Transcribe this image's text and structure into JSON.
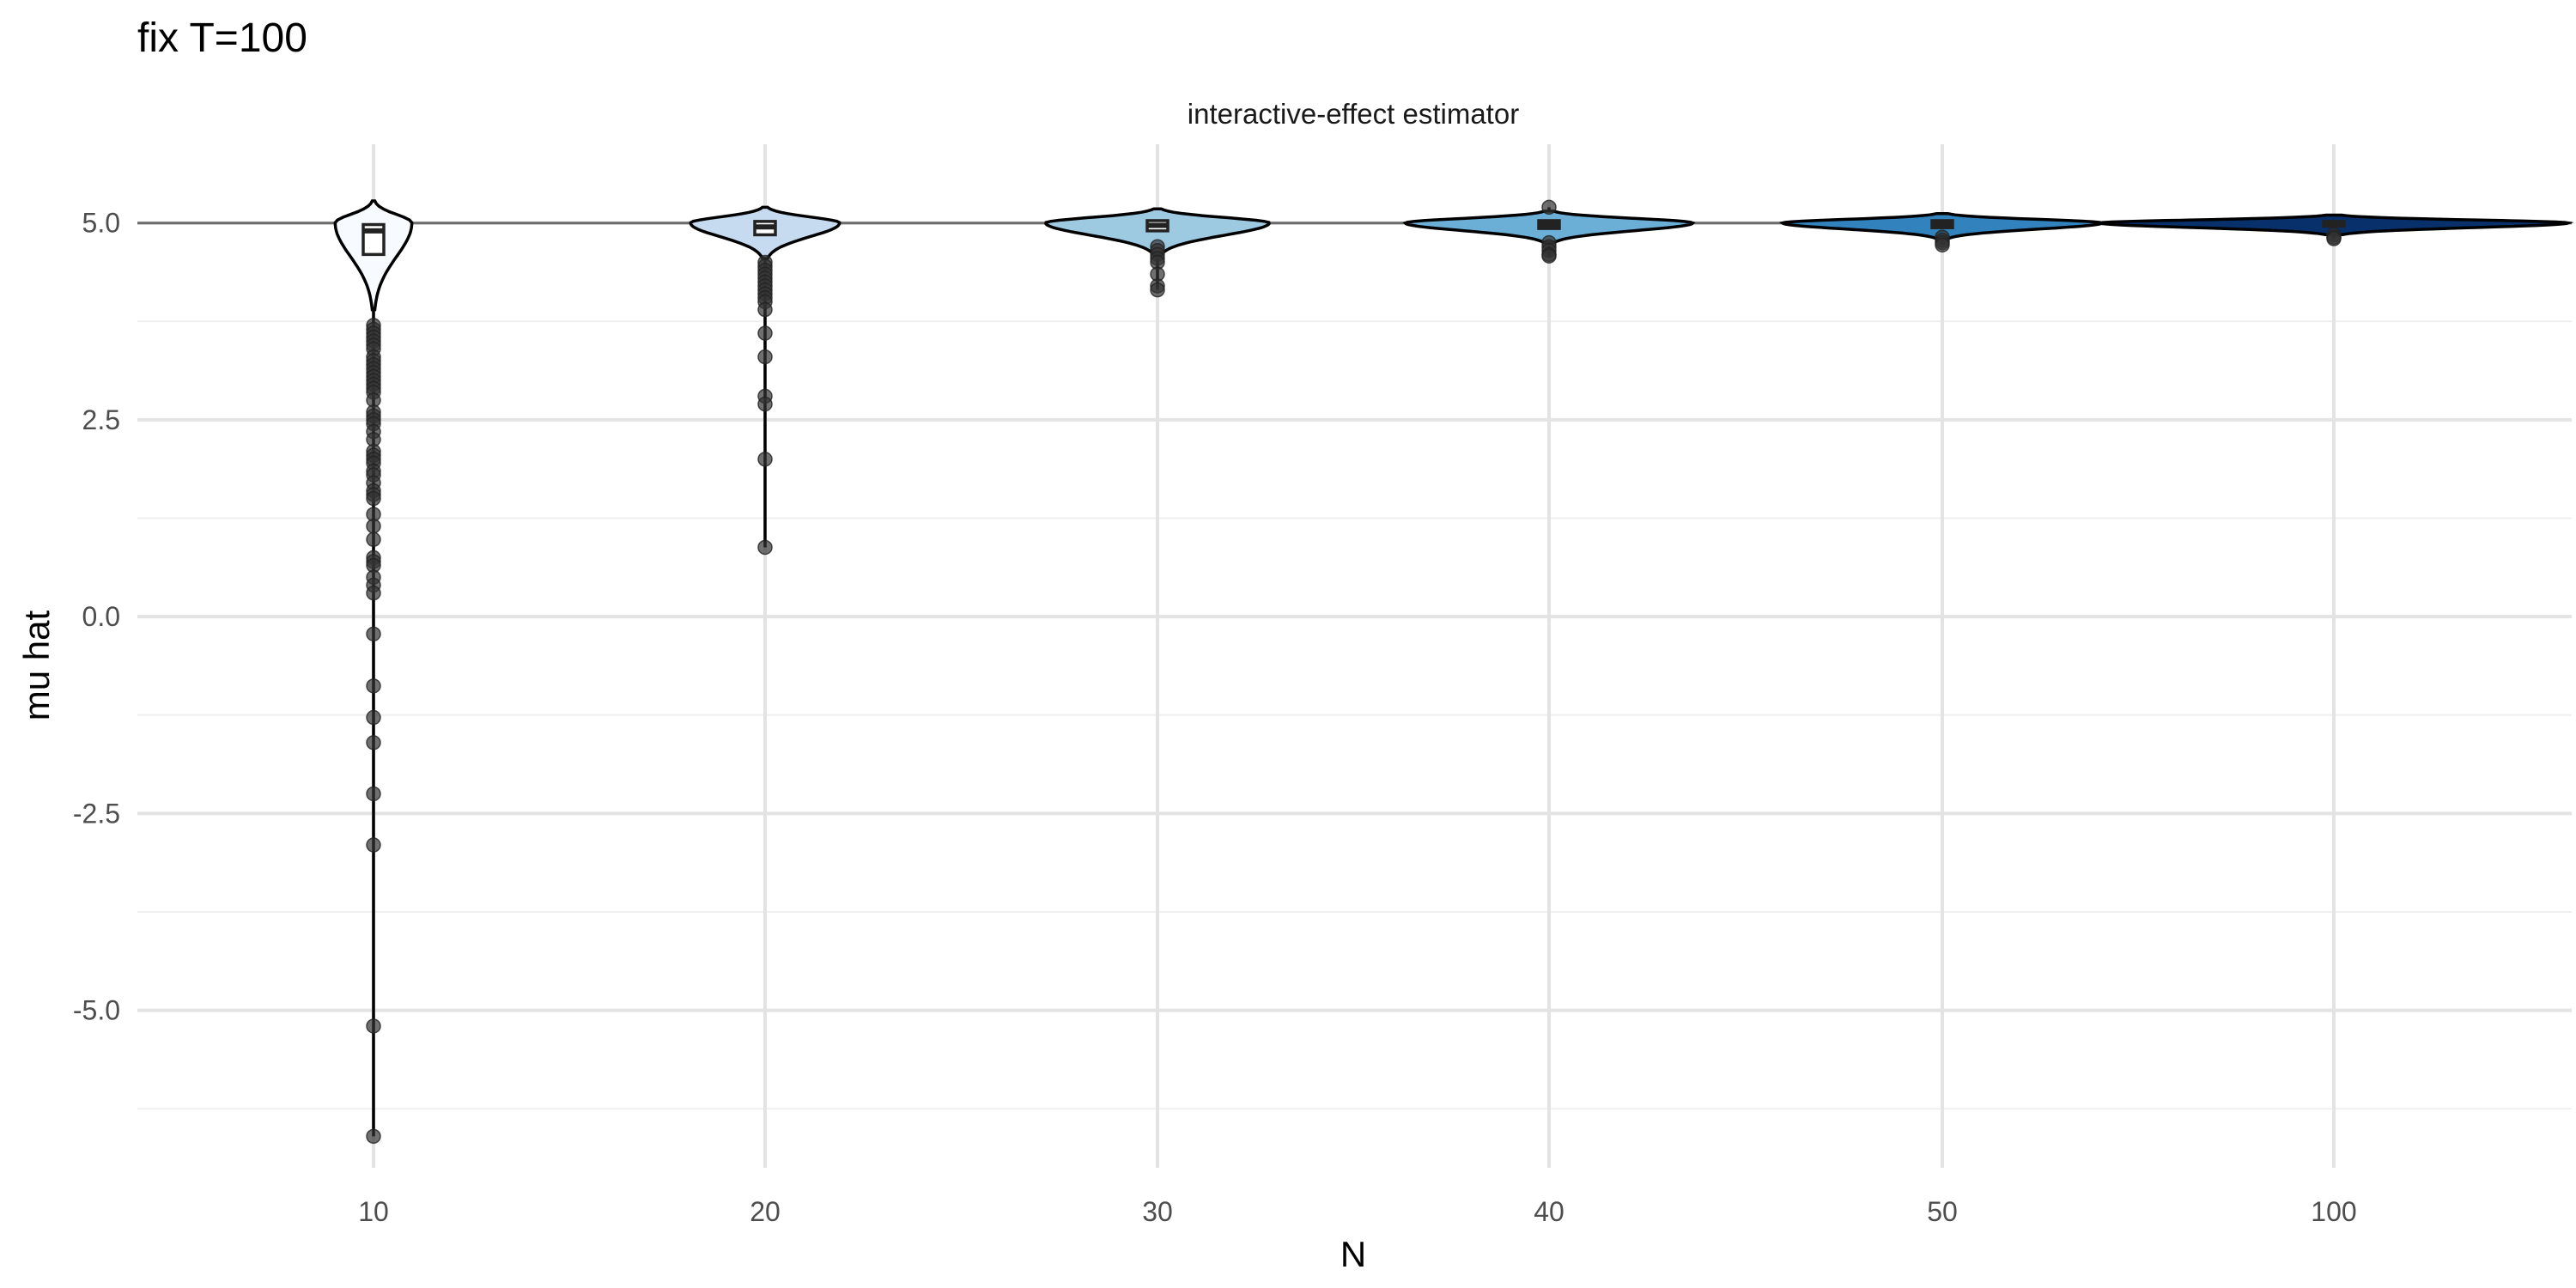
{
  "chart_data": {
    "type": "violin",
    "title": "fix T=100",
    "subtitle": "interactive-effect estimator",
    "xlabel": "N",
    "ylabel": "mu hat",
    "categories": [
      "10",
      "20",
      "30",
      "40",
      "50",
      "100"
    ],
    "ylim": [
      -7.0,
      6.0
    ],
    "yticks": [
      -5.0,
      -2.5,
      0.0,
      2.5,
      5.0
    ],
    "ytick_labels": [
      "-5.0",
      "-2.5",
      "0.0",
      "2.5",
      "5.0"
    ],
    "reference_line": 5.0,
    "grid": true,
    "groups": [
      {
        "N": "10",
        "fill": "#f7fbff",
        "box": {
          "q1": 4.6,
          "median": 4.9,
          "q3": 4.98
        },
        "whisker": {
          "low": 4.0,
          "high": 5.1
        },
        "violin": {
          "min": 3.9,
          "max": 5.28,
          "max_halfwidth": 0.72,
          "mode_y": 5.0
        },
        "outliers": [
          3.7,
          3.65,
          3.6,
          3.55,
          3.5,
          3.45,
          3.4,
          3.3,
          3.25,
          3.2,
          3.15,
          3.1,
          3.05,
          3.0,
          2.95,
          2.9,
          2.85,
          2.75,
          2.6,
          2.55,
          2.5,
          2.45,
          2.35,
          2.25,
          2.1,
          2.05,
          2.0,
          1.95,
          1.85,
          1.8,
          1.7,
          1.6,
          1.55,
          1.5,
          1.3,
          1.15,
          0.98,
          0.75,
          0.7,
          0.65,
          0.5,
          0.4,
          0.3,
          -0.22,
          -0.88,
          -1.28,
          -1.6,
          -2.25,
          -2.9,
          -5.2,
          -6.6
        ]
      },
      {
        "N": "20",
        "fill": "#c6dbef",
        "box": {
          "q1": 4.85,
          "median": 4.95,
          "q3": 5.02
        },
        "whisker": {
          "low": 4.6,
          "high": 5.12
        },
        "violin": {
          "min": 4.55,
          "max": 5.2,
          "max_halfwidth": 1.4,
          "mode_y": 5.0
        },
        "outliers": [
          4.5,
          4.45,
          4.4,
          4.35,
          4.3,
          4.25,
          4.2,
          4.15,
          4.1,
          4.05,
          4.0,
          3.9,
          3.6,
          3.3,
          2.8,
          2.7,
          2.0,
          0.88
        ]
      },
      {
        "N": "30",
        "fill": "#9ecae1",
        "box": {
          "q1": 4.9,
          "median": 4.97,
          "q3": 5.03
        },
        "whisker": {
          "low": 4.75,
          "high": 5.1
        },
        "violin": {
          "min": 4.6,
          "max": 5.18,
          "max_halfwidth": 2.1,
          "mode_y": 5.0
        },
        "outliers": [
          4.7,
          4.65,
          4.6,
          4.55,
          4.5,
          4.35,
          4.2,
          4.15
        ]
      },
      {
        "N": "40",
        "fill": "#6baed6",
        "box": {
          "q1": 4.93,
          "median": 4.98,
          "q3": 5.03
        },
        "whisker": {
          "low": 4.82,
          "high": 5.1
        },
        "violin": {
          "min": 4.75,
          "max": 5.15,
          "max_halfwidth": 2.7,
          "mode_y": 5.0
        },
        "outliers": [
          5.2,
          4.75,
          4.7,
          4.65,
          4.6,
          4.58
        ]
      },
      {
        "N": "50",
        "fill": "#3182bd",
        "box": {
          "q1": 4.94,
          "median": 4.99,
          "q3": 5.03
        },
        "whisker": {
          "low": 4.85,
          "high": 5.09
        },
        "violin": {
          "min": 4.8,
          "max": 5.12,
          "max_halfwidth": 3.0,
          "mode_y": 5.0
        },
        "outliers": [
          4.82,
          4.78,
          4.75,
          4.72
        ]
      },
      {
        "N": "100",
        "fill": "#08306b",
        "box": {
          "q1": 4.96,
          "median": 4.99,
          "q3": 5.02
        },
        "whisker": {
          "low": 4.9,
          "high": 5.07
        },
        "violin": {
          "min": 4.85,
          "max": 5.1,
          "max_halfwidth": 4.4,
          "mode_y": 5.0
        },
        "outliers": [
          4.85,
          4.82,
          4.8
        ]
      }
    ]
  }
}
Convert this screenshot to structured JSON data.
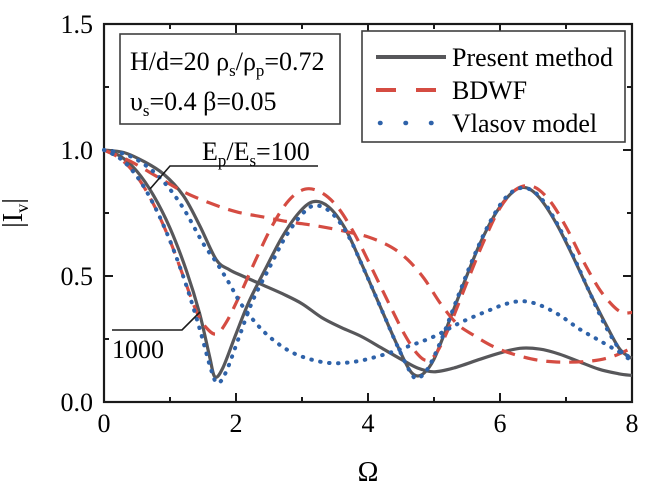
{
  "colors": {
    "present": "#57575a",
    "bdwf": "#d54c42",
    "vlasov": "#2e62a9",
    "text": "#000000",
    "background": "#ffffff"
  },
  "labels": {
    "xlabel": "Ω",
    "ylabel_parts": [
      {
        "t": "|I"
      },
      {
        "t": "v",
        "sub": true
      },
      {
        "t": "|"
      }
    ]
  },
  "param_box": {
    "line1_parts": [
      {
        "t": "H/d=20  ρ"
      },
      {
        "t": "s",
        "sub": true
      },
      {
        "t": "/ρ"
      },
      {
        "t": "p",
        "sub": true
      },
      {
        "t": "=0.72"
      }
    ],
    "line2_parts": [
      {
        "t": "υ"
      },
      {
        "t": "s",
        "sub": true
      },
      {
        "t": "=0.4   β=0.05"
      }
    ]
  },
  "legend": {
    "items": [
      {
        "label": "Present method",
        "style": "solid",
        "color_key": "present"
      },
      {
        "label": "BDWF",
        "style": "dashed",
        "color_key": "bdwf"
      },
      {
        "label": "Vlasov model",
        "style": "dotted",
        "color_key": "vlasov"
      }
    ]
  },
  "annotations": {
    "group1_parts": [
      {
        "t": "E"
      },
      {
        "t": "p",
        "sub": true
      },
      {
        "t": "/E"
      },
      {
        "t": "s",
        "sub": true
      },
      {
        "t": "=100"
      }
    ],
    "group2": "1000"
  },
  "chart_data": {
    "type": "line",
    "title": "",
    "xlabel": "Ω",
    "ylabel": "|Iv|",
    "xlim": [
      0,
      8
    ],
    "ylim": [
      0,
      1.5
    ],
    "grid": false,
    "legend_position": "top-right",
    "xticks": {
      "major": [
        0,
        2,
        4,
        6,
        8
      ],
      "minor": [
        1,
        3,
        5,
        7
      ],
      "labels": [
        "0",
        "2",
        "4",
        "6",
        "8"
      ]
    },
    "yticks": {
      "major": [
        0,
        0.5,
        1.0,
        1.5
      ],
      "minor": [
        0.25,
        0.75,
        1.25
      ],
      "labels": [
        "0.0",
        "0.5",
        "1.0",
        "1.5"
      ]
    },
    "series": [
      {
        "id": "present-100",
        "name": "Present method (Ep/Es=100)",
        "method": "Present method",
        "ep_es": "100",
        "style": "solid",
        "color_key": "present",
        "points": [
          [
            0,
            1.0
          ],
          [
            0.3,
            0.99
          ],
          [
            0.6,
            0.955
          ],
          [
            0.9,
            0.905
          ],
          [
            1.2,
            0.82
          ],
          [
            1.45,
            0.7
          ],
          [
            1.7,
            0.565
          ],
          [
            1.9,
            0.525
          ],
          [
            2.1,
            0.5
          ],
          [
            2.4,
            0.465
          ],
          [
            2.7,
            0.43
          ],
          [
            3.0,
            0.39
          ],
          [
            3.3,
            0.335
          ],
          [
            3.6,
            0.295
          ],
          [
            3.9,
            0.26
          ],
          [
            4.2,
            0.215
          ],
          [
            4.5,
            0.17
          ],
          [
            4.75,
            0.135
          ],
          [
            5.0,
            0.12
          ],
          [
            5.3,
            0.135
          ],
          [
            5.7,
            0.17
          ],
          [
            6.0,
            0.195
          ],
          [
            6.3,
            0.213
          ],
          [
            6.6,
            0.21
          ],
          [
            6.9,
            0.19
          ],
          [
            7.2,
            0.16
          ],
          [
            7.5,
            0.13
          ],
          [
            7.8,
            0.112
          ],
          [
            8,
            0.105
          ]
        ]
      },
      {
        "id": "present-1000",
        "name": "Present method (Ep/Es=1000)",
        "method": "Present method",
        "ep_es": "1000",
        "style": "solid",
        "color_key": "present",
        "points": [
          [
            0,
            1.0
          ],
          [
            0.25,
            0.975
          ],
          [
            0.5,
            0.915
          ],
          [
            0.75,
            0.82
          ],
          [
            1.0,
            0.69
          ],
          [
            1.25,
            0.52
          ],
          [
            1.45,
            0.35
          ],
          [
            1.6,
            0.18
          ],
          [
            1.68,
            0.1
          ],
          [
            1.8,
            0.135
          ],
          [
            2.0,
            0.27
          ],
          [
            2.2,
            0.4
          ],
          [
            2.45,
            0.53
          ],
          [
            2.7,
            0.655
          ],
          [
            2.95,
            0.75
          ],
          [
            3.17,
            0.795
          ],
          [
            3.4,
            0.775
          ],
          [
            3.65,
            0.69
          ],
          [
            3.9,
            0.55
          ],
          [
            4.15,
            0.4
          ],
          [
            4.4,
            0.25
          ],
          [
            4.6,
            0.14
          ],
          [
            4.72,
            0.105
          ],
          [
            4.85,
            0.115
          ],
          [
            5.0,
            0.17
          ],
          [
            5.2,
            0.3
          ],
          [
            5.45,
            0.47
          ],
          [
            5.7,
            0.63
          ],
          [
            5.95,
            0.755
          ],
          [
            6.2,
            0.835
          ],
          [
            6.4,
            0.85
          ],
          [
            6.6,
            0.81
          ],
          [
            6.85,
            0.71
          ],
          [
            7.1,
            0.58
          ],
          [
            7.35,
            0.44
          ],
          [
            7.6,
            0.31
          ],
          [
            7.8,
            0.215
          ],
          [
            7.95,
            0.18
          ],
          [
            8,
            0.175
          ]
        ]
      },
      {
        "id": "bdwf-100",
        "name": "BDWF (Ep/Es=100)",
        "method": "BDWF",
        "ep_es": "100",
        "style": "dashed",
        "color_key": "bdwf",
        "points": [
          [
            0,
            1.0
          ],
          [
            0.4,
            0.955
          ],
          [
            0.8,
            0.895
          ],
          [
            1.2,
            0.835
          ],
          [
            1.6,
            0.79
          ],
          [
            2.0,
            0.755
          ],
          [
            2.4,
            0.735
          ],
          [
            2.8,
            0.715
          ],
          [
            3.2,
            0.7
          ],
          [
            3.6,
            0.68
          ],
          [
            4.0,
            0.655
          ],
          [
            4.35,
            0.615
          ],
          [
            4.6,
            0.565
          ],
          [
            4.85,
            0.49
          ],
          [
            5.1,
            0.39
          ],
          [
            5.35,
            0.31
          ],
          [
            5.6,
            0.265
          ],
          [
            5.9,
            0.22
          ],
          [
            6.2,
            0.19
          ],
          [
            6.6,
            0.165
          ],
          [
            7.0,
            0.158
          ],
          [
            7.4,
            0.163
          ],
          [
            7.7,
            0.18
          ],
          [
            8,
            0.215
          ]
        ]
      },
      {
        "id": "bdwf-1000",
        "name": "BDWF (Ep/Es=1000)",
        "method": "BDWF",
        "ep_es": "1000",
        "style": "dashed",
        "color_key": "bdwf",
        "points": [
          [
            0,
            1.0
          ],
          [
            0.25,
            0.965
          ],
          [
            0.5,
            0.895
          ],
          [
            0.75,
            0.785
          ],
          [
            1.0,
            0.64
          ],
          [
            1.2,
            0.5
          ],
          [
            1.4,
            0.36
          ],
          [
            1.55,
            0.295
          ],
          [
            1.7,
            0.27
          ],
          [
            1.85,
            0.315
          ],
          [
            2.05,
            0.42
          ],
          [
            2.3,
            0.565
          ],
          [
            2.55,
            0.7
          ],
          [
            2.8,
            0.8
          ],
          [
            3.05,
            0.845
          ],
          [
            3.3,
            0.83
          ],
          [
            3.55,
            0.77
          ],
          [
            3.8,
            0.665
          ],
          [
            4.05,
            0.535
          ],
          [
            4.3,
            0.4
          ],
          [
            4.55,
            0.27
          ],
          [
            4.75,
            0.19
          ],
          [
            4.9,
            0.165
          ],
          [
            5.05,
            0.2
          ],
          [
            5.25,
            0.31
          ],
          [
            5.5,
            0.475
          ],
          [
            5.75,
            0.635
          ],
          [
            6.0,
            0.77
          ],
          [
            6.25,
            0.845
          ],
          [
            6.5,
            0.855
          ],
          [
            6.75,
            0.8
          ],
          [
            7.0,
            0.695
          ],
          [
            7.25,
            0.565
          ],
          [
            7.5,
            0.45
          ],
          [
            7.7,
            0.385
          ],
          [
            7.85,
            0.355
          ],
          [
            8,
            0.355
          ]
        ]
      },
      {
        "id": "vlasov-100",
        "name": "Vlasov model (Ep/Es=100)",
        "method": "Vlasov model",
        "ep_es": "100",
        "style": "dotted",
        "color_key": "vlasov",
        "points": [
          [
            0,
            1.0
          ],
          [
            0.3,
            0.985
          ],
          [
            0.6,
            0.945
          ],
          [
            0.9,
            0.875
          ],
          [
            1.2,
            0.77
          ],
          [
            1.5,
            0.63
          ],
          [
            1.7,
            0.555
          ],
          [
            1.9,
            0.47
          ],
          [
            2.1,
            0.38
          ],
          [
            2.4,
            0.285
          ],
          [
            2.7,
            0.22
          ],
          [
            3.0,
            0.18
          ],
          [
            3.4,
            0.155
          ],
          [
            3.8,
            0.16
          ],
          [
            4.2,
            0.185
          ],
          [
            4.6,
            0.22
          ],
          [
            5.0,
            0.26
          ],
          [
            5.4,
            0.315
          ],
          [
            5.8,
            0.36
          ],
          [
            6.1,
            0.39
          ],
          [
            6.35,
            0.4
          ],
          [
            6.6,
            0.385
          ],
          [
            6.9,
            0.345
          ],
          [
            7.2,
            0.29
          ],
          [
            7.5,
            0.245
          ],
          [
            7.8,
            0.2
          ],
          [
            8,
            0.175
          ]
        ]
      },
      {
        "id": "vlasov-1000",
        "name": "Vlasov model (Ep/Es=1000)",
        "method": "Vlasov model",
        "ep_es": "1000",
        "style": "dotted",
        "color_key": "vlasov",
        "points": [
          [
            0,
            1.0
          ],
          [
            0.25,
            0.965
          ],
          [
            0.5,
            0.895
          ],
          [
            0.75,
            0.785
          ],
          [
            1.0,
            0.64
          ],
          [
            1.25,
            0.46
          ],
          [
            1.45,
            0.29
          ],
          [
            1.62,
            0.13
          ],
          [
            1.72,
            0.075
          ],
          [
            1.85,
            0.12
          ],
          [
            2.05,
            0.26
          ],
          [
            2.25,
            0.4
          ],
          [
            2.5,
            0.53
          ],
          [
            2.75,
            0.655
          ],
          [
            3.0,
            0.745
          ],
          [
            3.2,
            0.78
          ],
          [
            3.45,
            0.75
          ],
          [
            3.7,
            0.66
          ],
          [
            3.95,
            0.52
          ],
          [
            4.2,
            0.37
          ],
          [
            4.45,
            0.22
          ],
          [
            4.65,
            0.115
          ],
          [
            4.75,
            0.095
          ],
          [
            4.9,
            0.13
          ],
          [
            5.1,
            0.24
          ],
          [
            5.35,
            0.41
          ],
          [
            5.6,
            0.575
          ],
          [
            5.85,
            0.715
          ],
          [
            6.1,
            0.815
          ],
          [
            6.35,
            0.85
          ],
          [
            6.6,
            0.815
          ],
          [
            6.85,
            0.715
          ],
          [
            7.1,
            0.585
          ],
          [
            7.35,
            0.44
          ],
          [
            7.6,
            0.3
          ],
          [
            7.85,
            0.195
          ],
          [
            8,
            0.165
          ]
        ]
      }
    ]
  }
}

+---+

The task: Show the lines that mention the word "name".

Exercise response:
        "name": "Present method (Ep/Es=100)",
        "name": "Present method (Ep/Es=1000)",
        "name": "BDWF (Ep/Es=100)",
        "name": "BDWF (Ep/Es=1000)",
        "name": "Vlasov model (Ep/Es=100)",
        "name": "Vlasov model (Ep/Es=1000)",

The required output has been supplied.